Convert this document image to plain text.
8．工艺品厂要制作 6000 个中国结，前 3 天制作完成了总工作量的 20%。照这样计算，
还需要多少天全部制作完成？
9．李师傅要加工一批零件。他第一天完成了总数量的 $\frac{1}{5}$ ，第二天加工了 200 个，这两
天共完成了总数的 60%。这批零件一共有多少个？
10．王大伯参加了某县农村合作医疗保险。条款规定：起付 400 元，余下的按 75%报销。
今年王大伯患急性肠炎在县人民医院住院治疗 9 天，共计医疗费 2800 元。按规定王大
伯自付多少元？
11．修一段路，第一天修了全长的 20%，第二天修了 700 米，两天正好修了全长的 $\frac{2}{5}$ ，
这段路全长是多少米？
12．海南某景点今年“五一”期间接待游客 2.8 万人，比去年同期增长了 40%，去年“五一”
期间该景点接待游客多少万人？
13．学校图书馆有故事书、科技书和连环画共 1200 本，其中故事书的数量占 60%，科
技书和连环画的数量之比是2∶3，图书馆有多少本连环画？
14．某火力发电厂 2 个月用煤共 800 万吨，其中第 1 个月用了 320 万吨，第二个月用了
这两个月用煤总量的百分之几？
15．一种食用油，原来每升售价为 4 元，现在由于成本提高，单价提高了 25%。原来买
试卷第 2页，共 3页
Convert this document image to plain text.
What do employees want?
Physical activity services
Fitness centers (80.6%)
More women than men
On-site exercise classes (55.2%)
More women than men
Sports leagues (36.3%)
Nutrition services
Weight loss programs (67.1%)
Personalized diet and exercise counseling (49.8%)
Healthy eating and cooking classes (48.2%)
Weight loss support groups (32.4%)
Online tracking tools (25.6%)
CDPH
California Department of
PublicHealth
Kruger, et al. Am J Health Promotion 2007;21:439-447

☆ ☆ ☆

> **Problem**: List every line above that contains the word "Weight".

> **Exercise solution**:
Weight loss programs (67.1%)
Weight loss support groups (32.4%)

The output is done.